Exercise directions => Filter the entries below, keeping only lines with "panel".

Available data =>
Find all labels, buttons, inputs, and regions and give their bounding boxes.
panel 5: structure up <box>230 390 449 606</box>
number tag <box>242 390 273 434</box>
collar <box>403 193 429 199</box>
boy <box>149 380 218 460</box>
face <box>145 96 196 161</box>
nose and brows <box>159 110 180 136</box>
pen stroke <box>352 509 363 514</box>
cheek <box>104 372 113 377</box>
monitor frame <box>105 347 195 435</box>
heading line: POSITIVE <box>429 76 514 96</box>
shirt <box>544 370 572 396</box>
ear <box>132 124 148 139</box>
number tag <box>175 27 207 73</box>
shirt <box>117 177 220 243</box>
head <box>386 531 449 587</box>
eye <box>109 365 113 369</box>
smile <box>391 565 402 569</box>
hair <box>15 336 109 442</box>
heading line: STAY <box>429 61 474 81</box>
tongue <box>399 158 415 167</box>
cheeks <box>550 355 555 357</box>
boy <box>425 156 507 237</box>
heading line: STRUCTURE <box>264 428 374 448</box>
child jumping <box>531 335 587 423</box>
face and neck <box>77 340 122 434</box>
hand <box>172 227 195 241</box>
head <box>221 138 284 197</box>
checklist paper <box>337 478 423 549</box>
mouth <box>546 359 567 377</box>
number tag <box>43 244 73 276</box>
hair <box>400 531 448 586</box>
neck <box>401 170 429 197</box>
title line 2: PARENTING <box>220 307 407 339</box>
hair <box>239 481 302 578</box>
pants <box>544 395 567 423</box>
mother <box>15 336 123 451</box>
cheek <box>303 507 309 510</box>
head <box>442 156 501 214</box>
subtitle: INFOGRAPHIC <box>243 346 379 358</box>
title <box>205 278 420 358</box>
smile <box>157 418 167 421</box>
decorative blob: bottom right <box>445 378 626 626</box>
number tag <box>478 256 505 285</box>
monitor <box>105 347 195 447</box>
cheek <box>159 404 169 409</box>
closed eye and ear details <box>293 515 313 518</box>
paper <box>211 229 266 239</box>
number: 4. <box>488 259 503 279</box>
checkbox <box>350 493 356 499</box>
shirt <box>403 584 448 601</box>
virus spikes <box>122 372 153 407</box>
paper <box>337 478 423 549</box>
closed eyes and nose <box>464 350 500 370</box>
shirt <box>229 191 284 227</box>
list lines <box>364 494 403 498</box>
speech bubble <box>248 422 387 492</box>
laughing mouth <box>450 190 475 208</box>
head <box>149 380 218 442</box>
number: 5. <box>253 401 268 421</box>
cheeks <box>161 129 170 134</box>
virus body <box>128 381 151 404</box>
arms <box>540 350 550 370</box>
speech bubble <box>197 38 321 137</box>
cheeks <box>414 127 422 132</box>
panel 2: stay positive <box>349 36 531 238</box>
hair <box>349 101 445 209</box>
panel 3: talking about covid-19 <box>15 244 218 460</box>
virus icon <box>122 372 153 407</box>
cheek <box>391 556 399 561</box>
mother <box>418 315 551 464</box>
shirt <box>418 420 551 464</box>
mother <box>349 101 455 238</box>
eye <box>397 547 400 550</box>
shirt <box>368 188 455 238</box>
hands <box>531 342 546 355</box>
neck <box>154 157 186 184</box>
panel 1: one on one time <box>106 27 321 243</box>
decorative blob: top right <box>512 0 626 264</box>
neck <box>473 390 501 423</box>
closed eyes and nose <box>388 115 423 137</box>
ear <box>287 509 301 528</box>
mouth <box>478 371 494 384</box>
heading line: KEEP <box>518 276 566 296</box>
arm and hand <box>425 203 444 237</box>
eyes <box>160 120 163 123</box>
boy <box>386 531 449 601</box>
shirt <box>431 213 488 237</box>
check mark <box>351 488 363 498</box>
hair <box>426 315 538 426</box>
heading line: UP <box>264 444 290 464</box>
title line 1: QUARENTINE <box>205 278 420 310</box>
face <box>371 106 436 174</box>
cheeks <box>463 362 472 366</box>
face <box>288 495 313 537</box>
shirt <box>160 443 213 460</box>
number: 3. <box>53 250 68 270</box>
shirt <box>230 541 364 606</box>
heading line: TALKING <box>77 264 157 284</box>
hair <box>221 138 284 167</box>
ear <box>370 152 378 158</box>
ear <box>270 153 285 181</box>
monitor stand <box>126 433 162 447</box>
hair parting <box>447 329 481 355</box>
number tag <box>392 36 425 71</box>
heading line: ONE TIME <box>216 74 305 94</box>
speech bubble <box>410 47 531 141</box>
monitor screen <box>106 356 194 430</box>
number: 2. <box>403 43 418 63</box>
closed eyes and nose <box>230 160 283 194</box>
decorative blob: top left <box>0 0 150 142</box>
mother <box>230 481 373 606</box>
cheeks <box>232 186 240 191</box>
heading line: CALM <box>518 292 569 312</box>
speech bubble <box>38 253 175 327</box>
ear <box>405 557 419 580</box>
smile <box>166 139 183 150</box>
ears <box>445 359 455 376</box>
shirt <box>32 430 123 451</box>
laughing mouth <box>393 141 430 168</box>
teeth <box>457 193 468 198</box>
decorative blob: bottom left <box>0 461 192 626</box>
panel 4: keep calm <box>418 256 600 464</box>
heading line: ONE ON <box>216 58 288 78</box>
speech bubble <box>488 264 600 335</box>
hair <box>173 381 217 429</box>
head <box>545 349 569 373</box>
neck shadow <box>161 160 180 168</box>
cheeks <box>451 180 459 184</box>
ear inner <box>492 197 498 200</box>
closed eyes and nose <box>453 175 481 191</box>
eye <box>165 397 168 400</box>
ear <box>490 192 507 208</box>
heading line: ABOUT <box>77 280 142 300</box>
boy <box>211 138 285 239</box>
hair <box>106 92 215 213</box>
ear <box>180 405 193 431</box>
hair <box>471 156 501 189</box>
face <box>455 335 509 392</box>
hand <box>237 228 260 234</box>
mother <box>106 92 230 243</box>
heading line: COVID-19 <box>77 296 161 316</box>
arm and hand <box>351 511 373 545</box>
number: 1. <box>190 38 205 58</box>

Written reply =>
panel 5: structure up <box>230 390 449 606</box>
panel 2: stay positive <box>349 36 531 238</box>
panel 3: talking about covid-19 <box>15 244 218 460</box>
panel 1: one on one time <box>106 27 321 243</box>
panel 4: keep calm <box>418 256 600 464</box>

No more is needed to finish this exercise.